-- start Data for the task --
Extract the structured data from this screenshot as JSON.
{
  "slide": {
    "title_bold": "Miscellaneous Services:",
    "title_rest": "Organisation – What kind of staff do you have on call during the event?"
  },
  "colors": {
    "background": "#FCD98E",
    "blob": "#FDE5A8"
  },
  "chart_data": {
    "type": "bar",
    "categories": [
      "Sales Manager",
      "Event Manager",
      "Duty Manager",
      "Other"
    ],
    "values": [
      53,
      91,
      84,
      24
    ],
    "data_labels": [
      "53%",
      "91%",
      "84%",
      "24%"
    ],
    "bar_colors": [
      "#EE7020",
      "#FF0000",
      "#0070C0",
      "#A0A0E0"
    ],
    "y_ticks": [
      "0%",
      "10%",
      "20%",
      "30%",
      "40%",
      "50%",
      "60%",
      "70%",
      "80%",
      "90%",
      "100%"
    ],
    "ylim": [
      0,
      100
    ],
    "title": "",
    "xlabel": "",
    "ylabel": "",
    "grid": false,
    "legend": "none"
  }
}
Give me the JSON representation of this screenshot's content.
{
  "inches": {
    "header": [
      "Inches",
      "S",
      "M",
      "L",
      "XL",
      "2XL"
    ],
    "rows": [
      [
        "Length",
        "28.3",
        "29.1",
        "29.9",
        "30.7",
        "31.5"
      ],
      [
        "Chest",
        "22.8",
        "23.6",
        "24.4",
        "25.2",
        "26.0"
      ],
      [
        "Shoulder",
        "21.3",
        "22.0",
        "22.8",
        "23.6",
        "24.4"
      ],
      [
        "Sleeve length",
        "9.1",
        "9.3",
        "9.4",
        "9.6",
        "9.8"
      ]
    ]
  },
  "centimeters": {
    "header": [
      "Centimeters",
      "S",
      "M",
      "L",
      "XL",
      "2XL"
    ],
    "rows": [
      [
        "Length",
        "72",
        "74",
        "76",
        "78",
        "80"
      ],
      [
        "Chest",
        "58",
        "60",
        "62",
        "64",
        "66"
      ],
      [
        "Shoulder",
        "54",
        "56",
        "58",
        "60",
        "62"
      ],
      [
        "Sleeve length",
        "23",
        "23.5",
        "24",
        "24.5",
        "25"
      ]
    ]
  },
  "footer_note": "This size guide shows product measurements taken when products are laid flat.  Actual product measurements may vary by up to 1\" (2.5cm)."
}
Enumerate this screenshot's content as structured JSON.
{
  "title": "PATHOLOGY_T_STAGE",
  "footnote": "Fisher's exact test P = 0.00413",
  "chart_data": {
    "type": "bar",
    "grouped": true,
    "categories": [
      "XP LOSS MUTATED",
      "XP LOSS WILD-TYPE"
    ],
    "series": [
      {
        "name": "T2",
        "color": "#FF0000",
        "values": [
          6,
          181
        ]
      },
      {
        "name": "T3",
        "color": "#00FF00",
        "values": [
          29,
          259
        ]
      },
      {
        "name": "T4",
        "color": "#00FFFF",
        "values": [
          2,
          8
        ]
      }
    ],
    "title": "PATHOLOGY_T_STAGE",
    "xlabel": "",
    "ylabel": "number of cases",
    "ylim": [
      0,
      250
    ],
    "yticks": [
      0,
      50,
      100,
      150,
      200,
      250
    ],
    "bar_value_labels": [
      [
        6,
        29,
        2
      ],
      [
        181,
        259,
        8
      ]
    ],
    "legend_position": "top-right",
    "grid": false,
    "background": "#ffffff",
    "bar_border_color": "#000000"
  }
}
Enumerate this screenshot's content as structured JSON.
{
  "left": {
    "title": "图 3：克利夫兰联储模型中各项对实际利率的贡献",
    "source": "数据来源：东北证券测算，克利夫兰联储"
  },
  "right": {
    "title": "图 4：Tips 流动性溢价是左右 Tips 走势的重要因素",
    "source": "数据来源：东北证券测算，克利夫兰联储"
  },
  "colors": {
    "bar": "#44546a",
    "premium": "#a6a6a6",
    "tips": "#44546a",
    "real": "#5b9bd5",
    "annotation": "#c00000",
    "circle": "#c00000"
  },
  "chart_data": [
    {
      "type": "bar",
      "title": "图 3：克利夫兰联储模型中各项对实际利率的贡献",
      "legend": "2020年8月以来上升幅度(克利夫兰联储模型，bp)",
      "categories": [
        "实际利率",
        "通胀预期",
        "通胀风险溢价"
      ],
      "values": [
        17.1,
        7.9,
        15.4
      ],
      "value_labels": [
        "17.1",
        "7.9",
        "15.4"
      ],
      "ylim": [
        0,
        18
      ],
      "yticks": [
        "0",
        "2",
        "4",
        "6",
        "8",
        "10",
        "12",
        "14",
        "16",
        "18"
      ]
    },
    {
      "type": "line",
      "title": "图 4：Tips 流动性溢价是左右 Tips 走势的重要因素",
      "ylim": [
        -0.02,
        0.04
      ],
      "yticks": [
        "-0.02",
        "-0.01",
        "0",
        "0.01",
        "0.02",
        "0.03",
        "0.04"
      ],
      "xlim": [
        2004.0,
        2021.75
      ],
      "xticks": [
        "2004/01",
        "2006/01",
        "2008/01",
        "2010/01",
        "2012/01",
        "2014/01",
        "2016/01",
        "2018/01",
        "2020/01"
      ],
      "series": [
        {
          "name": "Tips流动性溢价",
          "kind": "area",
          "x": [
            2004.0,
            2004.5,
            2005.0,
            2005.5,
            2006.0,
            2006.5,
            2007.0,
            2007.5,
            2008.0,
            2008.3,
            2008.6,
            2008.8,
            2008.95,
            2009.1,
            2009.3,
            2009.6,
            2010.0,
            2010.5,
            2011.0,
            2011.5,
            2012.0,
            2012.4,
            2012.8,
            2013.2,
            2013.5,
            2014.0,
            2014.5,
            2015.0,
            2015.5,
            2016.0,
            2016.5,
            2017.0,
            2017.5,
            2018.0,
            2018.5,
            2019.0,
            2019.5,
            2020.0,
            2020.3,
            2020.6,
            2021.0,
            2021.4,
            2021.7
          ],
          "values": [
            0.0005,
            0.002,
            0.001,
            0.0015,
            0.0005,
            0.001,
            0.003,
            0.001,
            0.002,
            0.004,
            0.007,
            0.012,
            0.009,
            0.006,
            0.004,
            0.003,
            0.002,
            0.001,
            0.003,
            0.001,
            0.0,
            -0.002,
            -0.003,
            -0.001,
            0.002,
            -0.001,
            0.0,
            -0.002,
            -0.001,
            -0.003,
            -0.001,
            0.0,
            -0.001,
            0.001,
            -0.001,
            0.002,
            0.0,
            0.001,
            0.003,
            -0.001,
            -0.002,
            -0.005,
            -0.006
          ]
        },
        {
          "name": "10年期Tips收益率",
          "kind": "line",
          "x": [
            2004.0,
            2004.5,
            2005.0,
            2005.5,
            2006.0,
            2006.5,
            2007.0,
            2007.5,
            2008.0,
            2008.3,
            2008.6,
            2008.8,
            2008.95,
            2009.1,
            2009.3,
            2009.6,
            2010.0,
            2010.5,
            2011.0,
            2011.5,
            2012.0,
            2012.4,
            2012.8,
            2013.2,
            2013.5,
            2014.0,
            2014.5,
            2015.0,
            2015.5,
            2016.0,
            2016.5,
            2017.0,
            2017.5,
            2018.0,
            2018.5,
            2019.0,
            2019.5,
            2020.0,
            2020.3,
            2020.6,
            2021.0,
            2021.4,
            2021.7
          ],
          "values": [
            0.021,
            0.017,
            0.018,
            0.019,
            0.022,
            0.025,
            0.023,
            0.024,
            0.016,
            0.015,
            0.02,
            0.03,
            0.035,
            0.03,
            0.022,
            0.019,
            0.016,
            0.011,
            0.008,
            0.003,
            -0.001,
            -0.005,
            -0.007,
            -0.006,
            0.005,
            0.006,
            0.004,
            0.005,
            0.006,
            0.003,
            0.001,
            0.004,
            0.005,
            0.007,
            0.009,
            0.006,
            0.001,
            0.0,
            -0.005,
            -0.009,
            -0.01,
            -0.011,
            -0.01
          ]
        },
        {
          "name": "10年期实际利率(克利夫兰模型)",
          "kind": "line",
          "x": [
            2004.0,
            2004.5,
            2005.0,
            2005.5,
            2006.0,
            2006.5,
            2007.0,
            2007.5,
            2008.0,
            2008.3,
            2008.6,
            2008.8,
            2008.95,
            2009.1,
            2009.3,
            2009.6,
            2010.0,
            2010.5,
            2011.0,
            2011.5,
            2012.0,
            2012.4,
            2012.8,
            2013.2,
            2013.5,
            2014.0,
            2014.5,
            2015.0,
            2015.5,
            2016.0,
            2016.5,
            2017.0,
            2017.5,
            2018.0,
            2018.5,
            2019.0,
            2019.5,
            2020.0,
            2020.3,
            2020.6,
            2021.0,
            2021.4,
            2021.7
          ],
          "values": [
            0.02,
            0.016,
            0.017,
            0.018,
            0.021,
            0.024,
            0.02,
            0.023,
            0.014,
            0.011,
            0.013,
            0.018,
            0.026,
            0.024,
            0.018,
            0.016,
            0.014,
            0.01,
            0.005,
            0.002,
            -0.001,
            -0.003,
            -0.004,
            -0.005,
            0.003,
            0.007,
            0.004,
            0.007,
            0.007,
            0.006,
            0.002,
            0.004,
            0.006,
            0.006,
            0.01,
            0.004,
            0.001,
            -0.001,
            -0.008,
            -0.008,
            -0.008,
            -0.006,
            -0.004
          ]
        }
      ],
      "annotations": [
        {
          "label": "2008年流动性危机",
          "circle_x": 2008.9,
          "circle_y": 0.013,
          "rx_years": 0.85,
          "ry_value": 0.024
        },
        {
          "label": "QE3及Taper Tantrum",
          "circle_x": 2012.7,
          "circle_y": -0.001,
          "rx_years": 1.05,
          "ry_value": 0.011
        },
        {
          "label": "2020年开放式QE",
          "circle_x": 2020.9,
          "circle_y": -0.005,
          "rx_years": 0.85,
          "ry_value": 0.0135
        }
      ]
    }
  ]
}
-- end Data for the task --
Task objective
Check all the records above and select each line where the string "background" is found.

Exercise output
    "background": "#FCD98E",
    "background": "#ffffff",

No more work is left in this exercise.